━━━ Given entries
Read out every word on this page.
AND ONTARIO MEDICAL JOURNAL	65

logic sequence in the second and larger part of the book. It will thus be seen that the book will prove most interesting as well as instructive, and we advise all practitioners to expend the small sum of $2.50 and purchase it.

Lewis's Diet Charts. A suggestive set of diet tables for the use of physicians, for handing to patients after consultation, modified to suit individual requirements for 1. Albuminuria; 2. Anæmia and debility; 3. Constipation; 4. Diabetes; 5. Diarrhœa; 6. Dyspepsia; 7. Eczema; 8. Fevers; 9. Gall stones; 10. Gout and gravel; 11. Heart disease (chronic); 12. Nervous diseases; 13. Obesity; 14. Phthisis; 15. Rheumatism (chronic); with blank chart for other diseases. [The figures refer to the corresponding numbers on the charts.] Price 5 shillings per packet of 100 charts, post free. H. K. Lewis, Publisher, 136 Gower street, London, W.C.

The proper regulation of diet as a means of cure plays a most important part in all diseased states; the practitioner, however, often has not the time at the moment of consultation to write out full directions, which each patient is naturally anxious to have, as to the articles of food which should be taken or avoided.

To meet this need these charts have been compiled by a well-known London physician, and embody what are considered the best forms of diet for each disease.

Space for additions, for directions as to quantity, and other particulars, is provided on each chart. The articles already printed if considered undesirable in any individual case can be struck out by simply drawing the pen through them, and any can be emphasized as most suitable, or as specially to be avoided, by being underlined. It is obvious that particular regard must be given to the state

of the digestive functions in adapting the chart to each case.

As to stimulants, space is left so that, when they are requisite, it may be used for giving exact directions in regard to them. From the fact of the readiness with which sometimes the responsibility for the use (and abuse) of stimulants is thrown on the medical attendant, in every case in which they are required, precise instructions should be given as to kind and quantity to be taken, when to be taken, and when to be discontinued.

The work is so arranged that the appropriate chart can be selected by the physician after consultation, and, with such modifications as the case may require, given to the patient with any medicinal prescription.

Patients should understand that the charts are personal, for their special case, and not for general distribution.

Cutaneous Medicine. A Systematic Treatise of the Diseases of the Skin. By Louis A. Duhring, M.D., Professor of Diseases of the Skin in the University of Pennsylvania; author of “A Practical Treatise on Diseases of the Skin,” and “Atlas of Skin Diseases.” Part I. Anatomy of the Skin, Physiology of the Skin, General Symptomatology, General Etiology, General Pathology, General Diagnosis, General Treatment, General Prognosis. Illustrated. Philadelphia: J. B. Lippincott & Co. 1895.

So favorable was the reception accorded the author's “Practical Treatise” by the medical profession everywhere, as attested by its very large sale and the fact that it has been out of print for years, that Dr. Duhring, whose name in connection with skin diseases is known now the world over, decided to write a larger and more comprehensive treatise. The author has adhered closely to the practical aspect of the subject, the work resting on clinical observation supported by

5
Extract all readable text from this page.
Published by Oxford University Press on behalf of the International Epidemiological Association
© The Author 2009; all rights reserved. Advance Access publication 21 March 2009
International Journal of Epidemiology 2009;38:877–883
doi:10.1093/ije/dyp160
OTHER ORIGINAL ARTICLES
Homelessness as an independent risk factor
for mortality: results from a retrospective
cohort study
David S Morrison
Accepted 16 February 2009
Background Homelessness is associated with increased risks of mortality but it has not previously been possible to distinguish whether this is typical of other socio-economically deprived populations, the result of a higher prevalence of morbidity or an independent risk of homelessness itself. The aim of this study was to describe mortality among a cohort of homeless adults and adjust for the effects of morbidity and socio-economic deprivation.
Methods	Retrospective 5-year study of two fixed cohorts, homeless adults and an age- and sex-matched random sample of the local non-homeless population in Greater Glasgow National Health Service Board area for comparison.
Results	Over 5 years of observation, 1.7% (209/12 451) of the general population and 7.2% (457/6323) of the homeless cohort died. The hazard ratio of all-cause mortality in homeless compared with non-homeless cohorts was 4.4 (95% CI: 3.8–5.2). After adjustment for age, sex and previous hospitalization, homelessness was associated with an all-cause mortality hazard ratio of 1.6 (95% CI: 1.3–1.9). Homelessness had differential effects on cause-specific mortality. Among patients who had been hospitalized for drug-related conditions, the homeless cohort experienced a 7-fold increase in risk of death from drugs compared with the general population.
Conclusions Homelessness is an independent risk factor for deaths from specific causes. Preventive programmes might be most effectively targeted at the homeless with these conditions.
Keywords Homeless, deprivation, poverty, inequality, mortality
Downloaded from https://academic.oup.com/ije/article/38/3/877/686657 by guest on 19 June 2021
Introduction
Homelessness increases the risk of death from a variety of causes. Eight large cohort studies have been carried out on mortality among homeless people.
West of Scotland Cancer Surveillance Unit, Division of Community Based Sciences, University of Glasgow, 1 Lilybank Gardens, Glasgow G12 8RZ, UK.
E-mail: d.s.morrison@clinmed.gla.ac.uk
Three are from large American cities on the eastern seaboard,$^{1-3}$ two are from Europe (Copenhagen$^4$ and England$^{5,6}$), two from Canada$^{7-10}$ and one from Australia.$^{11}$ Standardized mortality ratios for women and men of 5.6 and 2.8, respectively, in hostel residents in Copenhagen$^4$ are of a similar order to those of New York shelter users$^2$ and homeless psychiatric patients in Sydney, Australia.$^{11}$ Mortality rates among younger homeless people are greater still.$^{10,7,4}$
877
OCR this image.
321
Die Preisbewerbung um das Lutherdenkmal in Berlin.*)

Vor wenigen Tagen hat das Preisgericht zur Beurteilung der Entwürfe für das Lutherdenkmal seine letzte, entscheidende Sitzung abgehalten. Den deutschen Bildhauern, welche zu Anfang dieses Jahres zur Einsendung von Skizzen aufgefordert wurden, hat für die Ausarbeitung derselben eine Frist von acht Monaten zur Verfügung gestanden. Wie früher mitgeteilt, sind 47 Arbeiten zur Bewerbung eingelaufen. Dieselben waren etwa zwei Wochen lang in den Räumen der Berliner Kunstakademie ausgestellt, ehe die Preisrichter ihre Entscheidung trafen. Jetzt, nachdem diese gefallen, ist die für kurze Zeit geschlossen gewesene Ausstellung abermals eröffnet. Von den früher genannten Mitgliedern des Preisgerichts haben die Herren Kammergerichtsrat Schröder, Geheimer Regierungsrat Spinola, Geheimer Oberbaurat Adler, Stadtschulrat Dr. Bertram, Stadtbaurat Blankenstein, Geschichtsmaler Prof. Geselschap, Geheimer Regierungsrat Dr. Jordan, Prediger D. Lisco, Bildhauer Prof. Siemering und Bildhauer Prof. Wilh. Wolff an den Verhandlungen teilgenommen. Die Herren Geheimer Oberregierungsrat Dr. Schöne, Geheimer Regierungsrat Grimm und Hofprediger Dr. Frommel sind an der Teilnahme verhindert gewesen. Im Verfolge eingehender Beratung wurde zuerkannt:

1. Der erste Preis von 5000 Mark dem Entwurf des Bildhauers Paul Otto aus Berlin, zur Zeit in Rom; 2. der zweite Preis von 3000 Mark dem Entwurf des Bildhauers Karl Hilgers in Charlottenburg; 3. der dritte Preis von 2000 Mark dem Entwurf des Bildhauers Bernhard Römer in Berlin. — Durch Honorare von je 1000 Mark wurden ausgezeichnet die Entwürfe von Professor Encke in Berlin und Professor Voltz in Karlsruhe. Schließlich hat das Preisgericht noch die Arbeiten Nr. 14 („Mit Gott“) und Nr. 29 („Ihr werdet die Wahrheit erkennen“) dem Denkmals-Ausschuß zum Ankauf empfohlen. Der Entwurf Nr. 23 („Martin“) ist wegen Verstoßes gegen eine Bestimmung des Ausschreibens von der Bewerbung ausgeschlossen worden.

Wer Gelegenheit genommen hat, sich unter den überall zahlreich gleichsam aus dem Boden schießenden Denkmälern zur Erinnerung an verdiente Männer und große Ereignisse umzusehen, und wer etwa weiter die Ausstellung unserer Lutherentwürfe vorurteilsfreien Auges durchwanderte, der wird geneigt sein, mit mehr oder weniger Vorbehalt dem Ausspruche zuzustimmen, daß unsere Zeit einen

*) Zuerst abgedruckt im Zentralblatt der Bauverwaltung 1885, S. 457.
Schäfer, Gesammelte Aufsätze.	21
━━━━━━
Look through the records for the word "factor". Every line that has it should be copied.

Answer for this exercise =>
Homelessness as an independent risk factor
Conclusions Homelessness is an independent risk factor for deaths from specific causes. Preventive programmes might be most effectively targeted at the homeless with these conditions.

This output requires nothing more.